Request |
Could you restate the material from its first line through the line containing "box-B_14w — [224, 0, 263, 23]", swapping "mean-point" for "mean-marker" wherever it occurs and leaving everything else unchanged?

Material shown |
● ● ● ● ●
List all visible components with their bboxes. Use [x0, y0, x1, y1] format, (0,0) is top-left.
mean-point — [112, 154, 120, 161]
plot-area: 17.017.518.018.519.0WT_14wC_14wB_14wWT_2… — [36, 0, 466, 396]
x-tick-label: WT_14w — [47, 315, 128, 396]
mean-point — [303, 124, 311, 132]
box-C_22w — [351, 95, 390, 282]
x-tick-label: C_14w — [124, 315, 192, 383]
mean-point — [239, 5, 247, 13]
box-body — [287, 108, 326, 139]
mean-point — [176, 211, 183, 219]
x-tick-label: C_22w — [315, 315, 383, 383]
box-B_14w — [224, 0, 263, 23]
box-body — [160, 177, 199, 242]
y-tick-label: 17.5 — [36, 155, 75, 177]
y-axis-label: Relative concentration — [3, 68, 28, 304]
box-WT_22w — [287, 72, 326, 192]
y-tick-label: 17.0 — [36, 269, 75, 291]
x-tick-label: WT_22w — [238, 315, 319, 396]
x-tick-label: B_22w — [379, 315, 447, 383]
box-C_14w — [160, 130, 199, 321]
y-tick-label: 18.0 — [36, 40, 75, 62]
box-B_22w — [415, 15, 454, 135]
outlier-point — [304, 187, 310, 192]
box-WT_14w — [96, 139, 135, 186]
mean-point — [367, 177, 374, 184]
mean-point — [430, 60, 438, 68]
● ● ● ● ●
Expected answer |
List all visible components with their bboxes. Use [x0, y0, x1, y1] format, (0,0) is top-left.
mean-marker — [112, 154, 120, 161]
plot-area: 17.017.518.018.519.0WT_14wC_14wB_14wWT_2… — [36, 0, 466, 396]
x-tick-label: WT_14w — [47, 315, 128, 396]
mean-marker — [303, 124, 311, 132]
box-C_22w — [351, 95, 390, 282]
x-tick-label: C_14w — [124, 315, 192, 383]
mean-marker — [239, 5, 247, 13]
box-body — [287, 108, 326, 139]
mean-marker — [176, 211, 183, 219]
x-tick-label: C_22w — [315, 315, 383, 383]
box-B_14w — [224, 0, 263, 23]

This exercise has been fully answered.